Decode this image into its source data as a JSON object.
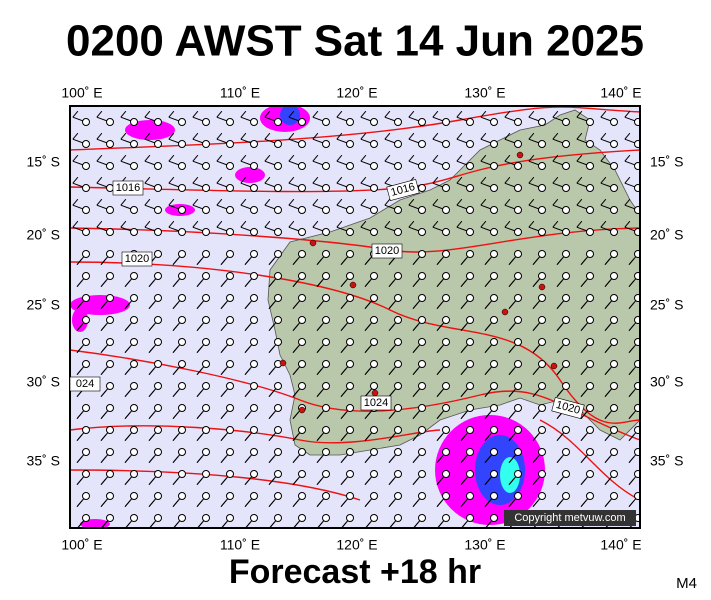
{
  "header": {
    "title": "0200 AWST Sat 14 Jun 2025"
  },
  "axes": {
    "longitudes": [
      "100˚ E",
      "110˚ E",
      "120˚ E",
      "130˚ E",
      "140˚ E"
    ],
    "latitudes": [
      "15˚ S",
      "20˚ S",
      "25˚ S",
      "30˚ S",
      "35˚ S"
    ]
  },
  "isobar_labels": [
    "1016",
    "1016",
    "1020",
    "1020",
    "024",
    "1024",
    "1020"
  ],
  "copyright": "Copyright metvuw.com",
  "footer": {
    "forecast": "Forecast +18 hr",
    "model": "M4"
  }
}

Directions – Exclude every picture and copy the remaining data exactly.

Result below –
Decode this image into its source data as a JSON object.
{
  "header": {
    "title": "0200 AWST Sat 14 Jun 2025"
  },
  "axes": {
    "longitudes": [
      "100˚ E",
      "110˚ E",
      "120˚ E",
      "130˚ E",
      "140˚ E"
    ],
    "latitudes": [
      "15˚ S",
      "20˚ S",
      "25˚ S",
      "30˚ S",
      "35˚ S"
    ]
  },
  "isobar_labels": [
    "1016",
    "1016",
    "1020",
    "1020",
    "024",
    "1024",
    "1020"
  ],
  "copyright": "Copyright metvuw.com",
  "footer": {
    "forecast": "Forecast +18 hr",
    "model": "M4"
  }
}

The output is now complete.